### AIM OF THE EXERCISE:
Scan the data below and pick out the lines containing the word "options".

Start of DATASET RECORDS

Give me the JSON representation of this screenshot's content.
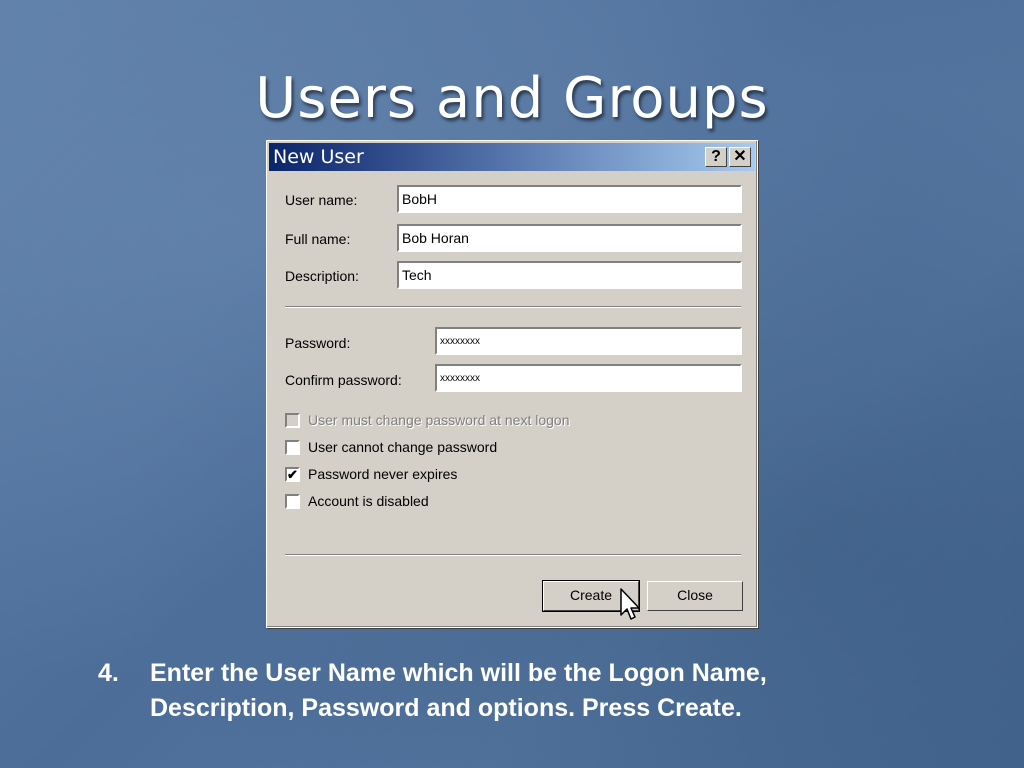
{
  "slide": {
    "title": "Users and Groups",
    "caption_number": "4.",
    "caption_text": "Enter the User Name which will be the Logon Name, Description, Password and options. Press Create."
  },
  "dialog": {
    "title": "New User",
    "help_label": "?",
    "close_label": "✕",
    "labels": {
      "user_name": "User name:",
      "full_name": "Full name:",
      "description": "Description:",
      "password": "Password:",
      "confirm_password": "Confirm password:"
    },
    "values": {
      "user_name": "BobH",
      "full_name": "Bob Horan",
      "description": "Tech",
      "password": "xxxxxxxx",
      "confirm_password": "xxxxxxxx"
    },
    "options": [
      {
        "label": "User must change password at next logon",
        "checked": false,
        "disabled": true
      },
      {
        "label": "User cannot change password",
        "checked": false,
        "disabled": false
      },
      {
        "label": "Password never expires",
        "checked": true,
        "disabled": false
      },
      {
        "label": "Account is disabled",
        "checked": false,
        "disabled": false
      }
    ],
    "check_mark": "✔",
    "buttons": {
      "create": "Create",
      "close": "Close"
    }
  },
  "colors": {
    "titlebar_start": "#0a246a",
    "titlebar_end": "#a6caf0",
    "dialog_face": "#d4d0c8"
  }
}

End of DATASET RECORDS

### THE OUTPUT:
    "caption_text": "Enter the User Name which will be the Logon Name, Description, Password and options. Press Create."
    "options": [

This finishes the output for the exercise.